** begin TASK MATERIAL **

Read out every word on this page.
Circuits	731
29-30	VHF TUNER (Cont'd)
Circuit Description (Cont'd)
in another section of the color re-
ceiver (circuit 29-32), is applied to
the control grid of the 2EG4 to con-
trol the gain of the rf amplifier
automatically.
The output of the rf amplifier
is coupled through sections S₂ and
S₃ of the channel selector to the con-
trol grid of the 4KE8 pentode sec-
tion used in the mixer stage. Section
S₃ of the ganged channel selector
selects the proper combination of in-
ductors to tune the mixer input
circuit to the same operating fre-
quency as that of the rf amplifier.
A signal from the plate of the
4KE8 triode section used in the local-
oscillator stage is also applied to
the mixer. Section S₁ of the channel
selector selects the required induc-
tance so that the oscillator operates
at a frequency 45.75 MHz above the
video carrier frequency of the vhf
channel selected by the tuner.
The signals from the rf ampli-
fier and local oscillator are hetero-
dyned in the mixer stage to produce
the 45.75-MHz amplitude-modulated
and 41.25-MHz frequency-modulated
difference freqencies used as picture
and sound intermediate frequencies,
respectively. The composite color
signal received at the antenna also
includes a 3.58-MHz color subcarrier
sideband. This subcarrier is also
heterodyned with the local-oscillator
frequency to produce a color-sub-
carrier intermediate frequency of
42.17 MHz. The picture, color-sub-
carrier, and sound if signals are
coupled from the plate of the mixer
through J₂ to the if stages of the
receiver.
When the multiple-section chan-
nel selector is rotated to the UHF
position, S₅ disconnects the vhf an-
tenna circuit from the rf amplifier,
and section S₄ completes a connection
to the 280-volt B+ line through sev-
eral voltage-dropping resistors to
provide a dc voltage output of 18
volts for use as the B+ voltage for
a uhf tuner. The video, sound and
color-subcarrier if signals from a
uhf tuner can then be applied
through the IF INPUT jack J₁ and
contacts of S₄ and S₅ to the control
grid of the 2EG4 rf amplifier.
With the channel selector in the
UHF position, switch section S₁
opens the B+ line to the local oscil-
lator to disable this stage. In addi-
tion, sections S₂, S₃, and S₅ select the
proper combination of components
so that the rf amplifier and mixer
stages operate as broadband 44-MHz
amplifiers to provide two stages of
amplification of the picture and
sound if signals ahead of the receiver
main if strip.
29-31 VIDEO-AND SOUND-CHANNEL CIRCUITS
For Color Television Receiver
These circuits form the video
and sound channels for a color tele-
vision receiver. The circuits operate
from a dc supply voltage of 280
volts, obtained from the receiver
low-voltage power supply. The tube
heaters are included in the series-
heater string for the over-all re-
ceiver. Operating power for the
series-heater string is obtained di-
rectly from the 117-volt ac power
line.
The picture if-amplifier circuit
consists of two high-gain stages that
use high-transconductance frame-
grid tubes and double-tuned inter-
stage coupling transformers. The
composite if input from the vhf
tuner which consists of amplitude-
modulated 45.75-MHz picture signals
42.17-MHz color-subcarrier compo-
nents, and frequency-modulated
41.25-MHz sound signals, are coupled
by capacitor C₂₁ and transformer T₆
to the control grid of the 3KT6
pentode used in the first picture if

** end TASK MATERIAL **

WHAT THE EXERCISE ASKS:
Return only those lines of the records that contain the string "position".

FINAL RESULT:
position, S₅ disconnects the vhf an-
UHF position, switch section S₁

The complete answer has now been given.